■ TASK DETAILS
Render the entries as a Markdown table with columns Row and Line, starting at the first line of the entries and ending at the line that contains "checkbox[interactable] [1122, 245, 1134, 257]", with both of those lines included. Put the row number in Row, put the line itself in Line, and leave out blank lines.

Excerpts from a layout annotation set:
+---+

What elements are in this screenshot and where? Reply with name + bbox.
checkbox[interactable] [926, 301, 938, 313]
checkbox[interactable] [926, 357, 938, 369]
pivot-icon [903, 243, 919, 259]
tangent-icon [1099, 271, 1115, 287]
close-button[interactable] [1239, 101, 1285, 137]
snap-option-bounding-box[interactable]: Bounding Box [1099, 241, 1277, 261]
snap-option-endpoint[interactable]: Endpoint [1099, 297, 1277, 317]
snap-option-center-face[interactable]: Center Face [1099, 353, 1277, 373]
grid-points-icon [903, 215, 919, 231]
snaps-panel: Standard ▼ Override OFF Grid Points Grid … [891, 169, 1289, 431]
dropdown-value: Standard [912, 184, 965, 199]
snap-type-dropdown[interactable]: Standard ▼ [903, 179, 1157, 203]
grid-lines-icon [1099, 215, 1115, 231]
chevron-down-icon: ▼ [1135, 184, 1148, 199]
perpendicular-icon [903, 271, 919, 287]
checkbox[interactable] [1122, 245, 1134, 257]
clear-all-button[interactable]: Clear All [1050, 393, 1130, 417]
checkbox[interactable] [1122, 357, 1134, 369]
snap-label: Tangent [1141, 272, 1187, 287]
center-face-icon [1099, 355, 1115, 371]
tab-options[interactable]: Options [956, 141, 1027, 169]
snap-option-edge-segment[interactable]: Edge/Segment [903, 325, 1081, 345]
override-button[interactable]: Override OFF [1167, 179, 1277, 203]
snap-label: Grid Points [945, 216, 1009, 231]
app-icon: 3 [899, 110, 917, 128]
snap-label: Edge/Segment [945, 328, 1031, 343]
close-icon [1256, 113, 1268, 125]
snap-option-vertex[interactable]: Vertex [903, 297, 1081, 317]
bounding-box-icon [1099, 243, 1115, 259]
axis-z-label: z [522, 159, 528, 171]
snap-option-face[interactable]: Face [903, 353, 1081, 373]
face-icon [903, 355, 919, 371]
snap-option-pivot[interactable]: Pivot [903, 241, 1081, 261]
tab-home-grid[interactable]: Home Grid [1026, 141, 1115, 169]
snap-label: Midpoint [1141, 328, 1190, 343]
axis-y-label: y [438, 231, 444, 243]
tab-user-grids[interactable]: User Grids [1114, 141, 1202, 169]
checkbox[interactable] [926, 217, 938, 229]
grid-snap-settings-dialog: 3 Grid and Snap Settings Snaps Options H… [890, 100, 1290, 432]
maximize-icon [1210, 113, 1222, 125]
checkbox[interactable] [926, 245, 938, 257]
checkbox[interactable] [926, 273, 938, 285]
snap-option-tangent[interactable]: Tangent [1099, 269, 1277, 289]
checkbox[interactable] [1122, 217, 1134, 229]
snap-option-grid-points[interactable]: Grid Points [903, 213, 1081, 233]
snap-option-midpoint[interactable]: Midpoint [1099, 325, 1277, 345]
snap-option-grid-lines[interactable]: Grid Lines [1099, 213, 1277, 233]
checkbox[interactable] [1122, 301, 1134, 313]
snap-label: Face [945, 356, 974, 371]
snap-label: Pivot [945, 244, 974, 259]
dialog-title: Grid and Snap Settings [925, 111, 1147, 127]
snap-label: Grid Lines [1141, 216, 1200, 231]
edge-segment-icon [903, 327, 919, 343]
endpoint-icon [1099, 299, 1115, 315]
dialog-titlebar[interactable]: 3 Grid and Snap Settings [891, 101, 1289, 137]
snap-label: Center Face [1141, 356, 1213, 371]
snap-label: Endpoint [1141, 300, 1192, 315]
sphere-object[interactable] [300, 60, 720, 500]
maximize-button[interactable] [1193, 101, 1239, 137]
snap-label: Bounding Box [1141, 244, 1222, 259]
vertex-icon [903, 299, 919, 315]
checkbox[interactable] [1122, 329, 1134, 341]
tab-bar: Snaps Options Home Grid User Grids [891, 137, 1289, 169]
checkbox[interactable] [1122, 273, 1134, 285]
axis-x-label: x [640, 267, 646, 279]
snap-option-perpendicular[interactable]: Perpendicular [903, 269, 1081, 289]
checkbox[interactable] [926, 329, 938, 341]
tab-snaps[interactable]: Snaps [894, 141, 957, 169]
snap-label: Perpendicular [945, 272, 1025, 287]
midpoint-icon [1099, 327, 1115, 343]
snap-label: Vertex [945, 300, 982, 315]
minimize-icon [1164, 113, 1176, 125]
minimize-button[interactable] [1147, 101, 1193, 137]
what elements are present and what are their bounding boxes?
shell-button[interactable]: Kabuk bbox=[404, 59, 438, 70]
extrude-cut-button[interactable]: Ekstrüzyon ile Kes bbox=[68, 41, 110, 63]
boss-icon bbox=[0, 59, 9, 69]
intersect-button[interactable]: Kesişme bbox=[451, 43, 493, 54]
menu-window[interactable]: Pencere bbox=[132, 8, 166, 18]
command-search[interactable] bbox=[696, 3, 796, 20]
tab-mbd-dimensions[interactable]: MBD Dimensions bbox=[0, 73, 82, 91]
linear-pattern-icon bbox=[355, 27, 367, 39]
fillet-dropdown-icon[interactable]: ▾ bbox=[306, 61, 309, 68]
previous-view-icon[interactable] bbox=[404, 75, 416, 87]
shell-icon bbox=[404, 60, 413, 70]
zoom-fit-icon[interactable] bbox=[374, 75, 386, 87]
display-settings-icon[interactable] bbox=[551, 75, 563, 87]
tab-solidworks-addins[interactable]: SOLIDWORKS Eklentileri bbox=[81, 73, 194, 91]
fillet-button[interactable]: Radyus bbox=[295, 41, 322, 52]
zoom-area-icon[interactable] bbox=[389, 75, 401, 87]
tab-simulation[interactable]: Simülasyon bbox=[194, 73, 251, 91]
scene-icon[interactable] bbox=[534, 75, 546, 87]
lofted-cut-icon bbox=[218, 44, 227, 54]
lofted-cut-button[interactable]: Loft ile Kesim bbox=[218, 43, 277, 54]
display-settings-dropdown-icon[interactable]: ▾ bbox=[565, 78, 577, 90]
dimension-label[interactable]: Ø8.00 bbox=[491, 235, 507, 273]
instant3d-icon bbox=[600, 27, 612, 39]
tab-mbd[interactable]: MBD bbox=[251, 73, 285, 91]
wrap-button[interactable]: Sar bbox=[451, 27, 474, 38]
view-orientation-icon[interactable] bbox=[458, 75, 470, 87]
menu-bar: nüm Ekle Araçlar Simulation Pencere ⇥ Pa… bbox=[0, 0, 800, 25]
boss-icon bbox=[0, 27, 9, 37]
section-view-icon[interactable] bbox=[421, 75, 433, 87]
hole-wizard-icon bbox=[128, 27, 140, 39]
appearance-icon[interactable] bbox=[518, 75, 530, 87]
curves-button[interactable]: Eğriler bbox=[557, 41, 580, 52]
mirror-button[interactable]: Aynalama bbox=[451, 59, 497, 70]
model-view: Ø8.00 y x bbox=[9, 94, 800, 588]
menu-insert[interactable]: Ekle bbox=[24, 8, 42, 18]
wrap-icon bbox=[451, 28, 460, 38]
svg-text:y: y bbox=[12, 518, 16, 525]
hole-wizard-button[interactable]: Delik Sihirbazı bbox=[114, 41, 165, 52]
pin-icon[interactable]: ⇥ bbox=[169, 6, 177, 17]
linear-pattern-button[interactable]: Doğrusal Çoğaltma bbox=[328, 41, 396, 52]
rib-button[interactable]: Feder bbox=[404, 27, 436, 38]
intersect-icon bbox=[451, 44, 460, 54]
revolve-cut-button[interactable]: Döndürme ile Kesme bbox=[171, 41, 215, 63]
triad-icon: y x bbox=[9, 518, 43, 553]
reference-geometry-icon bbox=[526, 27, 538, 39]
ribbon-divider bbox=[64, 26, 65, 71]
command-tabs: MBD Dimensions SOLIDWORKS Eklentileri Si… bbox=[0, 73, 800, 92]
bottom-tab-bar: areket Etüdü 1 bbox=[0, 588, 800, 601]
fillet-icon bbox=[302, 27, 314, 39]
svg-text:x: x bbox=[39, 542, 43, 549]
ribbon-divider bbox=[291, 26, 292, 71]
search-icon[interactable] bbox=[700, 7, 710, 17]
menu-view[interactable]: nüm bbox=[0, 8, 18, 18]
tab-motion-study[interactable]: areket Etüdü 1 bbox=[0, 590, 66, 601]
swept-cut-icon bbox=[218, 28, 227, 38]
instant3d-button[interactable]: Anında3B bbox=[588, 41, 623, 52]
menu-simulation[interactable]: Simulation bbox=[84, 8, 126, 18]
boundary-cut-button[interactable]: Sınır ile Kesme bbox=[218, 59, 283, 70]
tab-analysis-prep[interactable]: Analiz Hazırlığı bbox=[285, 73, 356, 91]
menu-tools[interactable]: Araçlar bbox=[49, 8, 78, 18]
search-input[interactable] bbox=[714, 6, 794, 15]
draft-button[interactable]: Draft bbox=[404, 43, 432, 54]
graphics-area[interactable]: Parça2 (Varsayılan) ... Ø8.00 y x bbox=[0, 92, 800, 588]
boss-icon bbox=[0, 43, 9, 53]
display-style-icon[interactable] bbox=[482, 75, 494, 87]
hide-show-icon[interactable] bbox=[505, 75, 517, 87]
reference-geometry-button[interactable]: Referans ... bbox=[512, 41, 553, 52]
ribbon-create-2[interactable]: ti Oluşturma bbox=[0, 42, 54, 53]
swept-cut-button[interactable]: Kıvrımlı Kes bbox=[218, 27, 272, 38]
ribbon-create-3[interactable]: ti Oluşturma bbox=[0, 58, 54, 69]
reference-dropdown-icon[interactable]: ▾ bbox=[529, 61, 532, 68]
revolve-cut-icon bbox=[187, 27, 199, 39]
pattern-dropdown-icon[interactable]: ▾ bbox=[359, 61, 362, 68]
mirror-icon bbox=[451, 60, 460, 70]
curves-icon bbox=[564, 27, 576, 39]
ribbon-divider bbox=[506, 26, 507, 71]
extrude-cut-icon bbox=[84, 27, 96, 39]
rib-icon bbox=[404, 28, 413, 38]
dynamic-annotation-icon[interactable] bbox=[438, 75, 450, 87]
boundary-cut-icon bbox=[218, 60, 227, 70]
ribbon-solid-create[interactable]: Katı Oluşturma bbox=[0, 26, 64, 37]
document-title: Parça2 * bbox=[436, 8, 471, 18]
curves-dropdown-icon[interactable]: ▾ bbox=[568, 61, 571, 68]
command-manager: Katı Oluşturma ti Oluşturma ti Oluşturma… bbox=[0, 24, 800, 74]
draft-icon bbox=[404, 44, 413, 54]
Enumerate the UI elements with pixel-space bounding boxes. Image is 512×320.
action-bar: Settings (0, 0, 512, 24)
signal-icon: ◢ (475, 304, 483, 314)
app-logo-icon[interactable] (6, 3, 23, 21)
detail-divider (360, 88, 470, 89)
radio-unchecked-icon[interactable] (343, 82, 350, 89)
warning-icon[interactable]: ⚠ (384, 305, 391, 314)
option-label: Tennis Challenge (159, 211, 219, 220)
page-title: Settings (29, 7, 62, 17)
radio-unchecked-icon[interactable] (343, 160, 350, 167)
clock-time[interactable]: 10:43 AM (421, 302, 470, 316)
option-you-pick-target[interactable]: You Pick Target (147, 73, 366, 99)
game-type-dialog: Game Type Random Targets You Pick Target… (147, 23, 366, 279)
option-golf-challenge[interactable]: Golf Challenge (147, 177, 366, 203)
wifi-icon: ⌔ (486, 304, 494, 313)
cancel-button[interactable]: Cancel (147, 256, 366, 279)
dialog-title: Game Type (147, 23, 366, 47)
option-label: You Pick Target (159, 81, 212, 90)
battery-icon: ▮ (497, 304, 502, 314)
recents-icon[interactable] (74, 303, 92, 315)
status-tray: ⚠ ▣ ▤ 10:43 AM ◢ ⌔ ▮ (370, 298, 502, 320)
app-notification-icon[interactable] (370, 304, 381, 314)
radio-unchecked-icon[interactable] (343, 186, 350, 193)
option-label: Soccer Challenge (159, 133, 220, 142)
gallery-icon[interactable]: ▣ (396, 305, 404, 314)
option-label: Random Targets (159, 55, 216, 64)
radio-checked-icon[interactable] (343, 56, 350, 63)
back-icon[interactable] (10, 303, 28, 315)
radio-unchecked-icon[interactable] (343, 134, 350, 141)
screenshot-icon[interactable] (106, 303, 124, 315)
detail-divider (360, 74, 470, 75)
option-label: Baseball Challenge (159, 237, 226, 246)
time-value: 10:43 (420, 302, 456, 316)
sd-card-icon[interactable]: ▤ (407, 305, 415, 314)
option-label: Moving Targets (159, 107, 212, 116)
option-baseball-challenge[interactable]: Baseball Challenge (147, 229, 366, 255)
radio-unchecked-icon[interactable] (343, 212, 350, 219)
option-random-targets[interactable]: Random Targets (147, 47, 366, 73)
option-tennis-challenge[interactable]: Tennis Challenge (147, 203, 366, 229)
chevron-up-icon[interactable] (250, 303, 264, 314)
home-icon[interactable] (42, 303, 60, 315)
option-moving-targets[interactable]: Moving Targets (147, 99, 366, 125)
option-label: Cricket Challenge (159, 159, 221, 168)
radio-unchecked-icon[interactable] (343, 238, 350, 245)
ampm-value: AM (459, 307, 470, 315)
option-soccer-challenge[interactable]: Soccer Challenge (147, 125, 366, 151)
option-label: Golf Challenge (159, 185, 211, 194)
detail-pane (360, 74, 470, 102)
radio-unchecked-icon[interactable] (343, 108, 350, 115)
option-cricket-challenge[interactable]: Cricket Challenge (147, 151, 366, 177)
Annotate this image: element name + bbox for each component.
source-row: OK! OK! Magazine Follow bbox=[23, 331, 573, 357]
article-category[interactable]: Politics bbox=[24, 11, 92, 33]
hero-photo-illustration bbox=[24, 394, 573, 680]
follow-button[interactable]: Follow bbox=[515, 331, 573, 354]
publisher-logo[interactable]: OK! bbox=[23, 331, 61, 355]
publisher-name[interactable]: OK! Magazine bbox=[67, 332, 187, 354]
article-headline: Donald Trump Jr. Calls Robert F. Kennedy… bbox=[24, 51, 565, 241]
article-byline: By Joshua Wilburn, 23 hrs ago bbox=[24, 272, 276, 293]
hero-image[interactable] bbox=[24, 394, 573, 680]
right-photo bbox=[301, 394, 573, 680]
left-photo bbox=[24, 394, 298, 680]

+---+

■ FULL OUTPUT
| Row | Line |
|---|---|
| 1 | What elements are in this screenshot and where? Reply with name + bbox. |
| 2 | checkbox[interactable] [926, 301, 938, 313] |
| 3 | checkbox[interactable] [926, 357, 938, 369] |
| 4 | pivot-icon [903, 243, 919, 259] |
| 5 | tangent-icon [1099, 271, 1115, 287] |
| 6 | close-button[interactable] [1239, 101, 1285, 137] |
| 7 | snap-option-bounding-box[interactable]: Bounding Box [1099, 241, 1277, 261] |
| 8 | snap-option-endpoint[interactable]: Endpoint [1099, 297, 1277, 317] |
| 9 | snap-option-center-face[interactable]: Center Face [1099, 353, 1277, 373] |
| 10 | grid-points-icon [903, 215, 919, 231] |
| 11 | snaps-panel: Standard ▼ Override OFF Grid Points Grid … [891, 169, 1289, 431] |
| 12 | dropdown-value: Standard [912, 184, 965, 199] |
| 13 | snap-type-dropdown[interactable]: Standard ▼ [903, 179, 1157, 203] |
| 14 | grid-lines-icon [1099, 215, 1115, 231] |
| 15 | chevron-down-icon: ▼ [1135, 184, 1148, 199] |
| 16 | perpendicular-icon [903, 271, 919, 287] |
| 17 | checkbox[interactable] [1122, 245, 1134, 257] |